* STATED GOAL:
Write out each line in which the string "toit" is present.

* EXTRACTED ENTRIES:
══════════
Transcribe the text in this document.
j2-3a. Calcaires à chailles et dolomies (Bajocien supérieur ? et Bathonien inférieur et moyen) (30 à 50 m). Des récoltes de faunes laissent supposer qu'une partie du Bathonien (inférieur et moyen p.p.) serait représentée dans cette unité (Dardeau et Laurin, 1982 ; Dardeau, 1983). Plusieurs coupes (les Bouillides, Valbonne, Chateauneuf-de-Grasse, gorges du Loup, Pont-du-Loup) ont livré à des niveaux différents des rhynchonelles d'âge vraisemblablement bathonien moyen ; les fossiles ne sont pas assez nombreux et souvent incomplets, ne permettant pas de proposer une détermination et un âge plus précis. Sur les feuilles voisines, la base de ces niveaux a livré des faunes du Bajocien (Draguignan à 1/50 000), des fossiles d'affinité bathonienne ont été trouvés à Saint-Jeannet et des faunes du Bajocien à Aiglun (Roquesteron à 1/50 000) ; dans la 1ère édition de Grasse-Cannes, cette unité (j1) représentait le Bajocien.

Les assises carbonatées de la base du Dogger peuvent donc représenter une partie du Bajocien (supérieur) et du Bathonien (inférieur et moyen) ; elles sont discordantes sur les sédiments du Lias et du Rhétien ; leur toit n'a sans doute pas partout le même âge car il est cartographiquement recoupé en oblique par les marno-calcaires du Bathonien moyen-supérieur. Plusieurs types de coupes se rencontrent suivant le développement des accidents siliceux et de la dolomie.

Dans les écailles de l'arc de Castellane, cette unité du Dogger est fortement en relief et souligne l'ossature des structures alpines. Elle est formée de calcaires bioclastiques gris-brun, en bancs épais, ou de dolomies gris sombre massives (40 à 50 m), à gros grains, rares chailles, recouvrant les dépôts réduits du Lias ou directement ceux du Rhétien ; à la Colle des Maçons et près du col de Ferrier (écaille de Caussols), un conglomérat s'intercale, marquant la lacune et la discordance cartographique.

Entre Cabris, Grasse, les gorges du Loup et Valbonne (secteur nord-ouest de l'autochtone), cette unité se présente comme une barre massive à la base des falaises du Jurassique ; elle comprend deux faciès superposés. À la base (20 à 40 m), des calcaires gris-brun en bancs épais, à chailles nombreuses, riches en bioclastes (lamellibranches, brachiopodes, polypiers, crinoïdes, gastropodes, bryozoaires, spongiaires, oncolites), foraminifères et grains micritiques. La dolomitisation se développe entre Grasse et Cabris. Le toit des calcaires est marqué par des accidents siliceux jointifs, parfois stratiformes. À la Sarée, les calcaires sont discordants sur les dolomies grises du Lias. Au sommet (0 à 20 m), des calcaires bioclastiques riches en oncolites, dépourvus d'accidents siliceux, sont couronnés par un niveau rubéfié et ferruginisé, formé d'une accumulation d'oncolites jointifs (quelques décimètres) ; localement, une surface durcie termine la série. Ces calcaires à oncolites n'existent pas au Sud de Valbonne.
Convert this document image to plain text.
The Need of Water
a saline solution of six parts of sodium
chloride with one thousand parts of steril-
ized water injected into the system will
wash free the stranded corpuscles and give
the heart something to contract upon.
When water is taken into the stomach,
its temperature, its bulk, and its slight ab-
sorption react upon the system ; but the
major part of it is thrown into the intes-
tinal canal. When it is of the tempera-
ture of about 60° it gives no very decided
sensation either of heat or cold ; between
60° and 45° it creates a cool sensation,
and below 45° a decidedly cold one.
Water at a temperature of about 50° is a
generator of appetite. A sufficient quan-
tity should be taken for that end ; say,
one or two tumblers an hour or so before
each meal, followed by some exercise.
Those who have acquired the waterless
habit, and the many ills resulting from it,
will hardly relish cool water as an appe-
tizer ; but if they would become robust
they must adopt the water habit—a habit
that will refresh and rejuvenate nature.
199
══════════
* EXERCISE SOLUTION:
Les assises carbonatées de la base du Dogger peuvent donc représenter une partie du Bajocien (supérieur) et du Bathonien (inférieur et moyen) ; elles sont discordantes sur les sédiments du Lias et du Rhétien ; leur toit n'a sans doute pas partout le même âge car il est cartographiquement recoupé en oblique par les marno-calcaires du Bathonien moyen-supérieur. Plusieurs types de coupes se rencontrent suivant le développement des accidents siliceux et de la dolomie.
Entre Cabris, Grasse, les gorges du Loup et Valbonne (secteur nord-ouest de l'autochtone), cette unité se présente comme une barre massive à la base des falaises du Jurassique ; elle comprend deux faciès superposés. À la base (20 à 40 m), des calcaires gris-brun en bancs épais, à chailles nombreuses, riches en bioclastes (lamellibranches, brachiopodes, polypiers, crinoïdes, gastropodes, bryozoaires, spongiaires, oncolites), foraminifères et grains micritiques. La dolomitisation se développe entre Grasse et Cabris. Le toit des calcaires est marqué par des accidents siliceux jointifs, parfois stratiformes. À la Sarée, les calcaires sont discordants sur les dolomies grises du Lias. Au sommet (0 à 20 m), des calcaires bioclastiques riches en oncolites, dépourvus d'accidents siliceux, sont couronnés par un niveau rubéfié et ferruginisé, formé d'une accumulation d'oncolites jointifs (quelques décimètres) ; localement, une surface durcie termine la série. Ces calcaires à oncolites n'existent pas au Sud de Valbonne.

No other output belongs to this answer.